→ YOUR INSTRUCTIONS
Rewrite each of the records below, replacing "x-tick-label" with "horizontal-tick-label" wherever it occurs and leaving everything else unchanged.
-- START RECORDS SUPPLIED --
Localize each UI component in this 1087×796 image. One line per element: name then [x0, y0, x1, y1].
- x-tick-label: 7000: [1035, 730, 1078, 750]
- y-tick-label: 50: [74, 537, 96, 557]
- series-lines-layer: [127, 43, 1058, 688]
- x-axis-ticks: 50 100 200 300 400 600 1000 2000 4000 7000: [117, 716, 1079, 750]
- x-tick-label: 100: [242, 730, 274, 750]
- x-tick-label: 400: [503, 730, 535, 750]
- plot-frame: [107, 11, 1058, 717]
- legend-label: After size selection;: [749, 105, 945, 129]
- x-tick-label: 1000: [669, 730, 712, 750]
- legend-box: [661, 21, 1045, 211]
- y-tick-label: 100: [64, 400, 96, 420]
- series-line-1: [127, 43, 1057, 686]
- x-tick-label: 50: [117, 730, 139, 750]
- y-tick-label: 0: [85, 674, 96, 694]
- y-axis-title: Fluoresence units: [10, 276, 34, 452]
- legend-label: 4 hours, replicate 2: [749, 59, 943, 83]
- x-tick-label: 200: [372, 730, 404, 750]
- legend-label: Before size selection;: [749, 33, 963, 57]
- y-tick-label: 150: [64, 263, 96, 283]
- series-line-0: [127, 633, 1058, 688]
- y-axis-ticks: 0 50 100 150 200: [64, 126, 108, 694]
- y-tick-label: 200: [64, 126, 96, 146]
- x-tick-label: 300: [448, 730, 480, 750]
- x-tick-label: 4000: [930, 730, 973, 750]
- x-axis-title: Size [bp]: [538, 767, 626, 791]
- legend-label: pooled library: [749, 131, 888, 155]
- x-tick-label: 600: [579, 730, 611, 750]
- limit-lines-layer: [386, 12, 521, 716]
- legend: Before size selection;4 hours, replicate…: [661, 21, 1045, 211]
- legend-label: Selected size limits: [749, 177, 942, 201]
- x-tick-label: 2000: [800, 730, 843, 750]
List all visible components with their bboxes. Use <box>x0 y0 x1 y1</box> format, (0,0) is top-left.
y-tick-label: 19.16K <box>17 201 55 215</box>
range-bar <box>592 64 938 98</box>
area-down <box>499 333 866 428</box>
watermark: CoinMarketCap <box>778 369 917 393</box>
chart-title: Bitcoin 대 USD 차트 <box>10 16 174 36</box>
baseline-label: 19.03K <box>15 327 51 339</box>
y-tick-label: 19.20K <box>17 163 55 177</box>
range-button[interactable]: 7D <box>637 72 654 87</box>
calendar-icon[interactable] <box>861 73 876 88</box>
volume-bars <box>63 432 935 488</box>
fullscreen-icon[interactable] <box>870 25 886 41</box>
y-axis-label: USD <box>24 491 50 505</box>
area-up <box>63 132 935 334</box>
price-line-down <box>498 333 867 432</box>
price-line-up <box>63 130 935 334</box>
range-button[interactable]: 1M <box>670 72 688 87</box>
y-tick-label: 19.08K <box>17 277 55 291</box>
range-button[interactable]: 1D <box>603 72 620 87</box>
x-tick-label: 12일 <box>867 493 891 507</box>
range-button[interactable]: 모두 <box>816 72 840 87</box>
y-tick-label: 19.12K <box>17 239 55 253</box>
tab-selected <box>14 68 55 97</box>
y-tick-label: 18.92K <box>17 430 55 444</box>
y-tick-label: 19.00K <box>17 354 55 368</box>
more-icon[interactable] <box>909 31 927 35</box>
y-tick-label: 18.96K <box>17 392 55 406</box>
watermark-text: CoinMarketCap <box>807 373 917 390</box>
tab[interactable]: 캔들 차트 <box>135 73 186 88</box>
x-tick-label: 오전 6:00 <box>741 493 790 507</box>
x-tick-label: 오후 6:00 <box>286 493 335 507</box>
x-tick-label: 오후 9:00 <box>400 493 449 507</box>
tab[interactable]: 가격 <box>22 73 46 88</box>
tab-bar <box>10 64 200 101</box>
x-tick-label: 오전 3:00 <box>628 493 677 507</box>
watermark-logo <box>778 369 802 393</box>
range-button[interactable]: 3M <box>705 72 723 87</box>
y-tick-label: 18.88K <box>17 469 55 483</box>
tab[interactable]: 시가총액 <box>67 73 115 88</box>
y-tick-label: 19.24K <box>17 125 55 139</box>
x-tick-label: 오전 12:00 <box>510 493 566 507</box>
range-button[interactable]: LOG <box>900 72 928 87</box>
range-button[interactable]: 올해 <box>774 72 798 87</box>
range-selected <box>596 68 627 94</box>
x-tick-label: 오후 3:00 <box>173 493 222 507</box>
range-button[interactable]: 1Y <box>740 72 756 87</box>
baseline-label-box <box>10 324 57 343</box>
-- END RECORDS SUPPLIED --
→ SOLUTION FOR THIS PROBLEM
Localize each UI component in this 1087×796 image. One line per element: name then [x0, y0, x1, y1].
- horizontal-tick-label: 7000: [1035, 730, 1078, 750]
- y-tick-label: 50: [74, 537, 96, 557]
- series-lines-layer: [127, 43, 1058, 688]
- x-axis-ticks: 50 100 200 300 400 600 1000 2000 4000 7000: [117, 716, 1079, 750]
- horizontal-tick-label: 100: [242, 730, 274, 750]
- horizontal-tick-label: 400: [503, 730, 535, 750]
- plot-frame: [107, 11, 1058, 717]
- legend-label: After size selection;: [749, 105, 945, 129]
- horizontal-tick-label: 1000: [669, 730, 712, 750]
- legend-box: [661, 21, 1045, 211]
- y-tick-label: 100: [64, 400, 96, 420]
- series-line-1: [127, 43, 1057, 686]
- horizontal-tick-label: 50: [117, 730, 139, 750]
- y-tick-label: 0: [85, 674, 96, 694]
- y-axis-title: Fluoresence units: [10, 276, 34, 452]
- legend-label: 4 hours, replicate 2: [749, 59, 943, 83]
- horizontal-tick-label: 200: [372, 730, 404, 750]
- legend-label: Before size selection;: [749, 33, 963, 57]
- y-tick-label: 150: [64, 263, 96, 283]
- series-line-0: [127, 633, 1058, 688]
- y-axis-ticks: 0 50 100 150 200: [64, 126, 108, 694]
- y-tick-label: 200: [64, 126, 96, 146]
- horizontal-tick-label: 300: [448, 730, 480, 750]
- horizontal-tick-label: 4000: [930, 730, 973, 750]
- x-axis-title: Size [bp]: [538, 767, 626, 791]
- legend-label: pooled library: [749, 131, 888, 155]
- horizontal-tick-label: 600: [579, 730, 611, 750]
- limit-lines-layer: [386, 12, 521, 716]
- legend: Before size selection;4 hours, replicate…: [661, 21, 1045, 211]
- legend-label: Selected size limits: [749, 177, 942, 201]
- horizontal-tick-label: 2000: [800, 730, 843, 750]
List all visible components with their bboxes. Use <box>x0 y0 x1 y1</box> format, (0,0) is top-left.
y-tick-label: 19.16K <box>17 201 55 215</box>
range-bar <box>592 64 938 98</box>
area-down <box>499 333 866 428</box>
watermark: CoinMarketCap <box>778 369 917 393</box>
chart-title: Bitcoin 대 USD 차트 <box>10 16 174 36</box>
baseline-label: 19.03K <box>15 327 51 339</box>
y-tick-label: 19.20K <box>17 163 55 177</box>
range-button[interactable]: 7D <box>637 72 654 87</box>
calendar-icon[interactable] <box>861 73 876 88</box>
volume-bars <box>63 432 935 488</box>
fullscreen-icon[interactable] <box>870 25 886 41</box>
y-axis-label: USD <box>24 491 50 505</box>
area-up <box>63 132 935 334</box>
price-line-down <box>498 333 867 432</box>
price-line-up <box>63 130 935 334</box>
range-button[interactable]: 1M <box>670 72 688 87</box>
y-tick-label: 19.08K <box>17 277 55 291</box>
range-button[interactable]: 1D <box>603 72 620 87</box>
horizontal-tick-label: 12일 <box>867 493 891 507</box>
range-button[interactable]: 모두 <box>816 72 840 87</box>
y-tick-label: 19.12K <box>17 239 55 253</box>
tab-selected <box>14 68 55 97</box>
y-tick-label: 18.92K <box>17 430 55 444</box>
y-tick-label: 19.00K <box>17 354 55 368</box>
more-icon[interactable] <box>909 31 927 35</box>
y-tick-label: 18.96K <box>17 392 55 406</box>
watermark-text: CoinMarketCap <box>807 373 917 390</box>
tab[interactable]: 캔들 차트 <box>135 73 186 88</box>
horizontal-tick-label: 오전 6:00 <box>741 493 790 507</box>
horizontal-tick-label: 오후 6:00 <box>286 493 335 507</box>
horizontal-tick-label: 오후 9:00 <box>400 493 449 507</box>
tab[interactable]: 가격 <box>22 73 46 88</box>
tab-bar <box>10 64 200 101</box>
horizontal-tick-label: 오전 3:00 <box>628 493 677 507</box>
watermark-logo <box>778 369 802 393</box>
range-button[interactable]: 3M <box>705 72 723 87</box>
y-tick-label: 18.88K <box>17 469 55 483</box>
tab[interactable]: 시가총액 <box>67 73 115 88</box>
y-tick-label: 19.24K <box>17 125 55 139</box>
horizontal-tick-label: 오전 12:00 <box>510 493 566 507</box>
range-button[interactable]: LOG <box>900 72 928 87</box>
range-button[interactable]: 올해 <box>774 72 798 87</box>
range-selected <box>596 68 627 94</box>
horizontal-tick-label: 오후 3:00 <box>173 493 222 507</box>
range-button[interactable]: 1Y <box>740 72 756 87</box>
baseline-label-box <box>10 324 57 343</box>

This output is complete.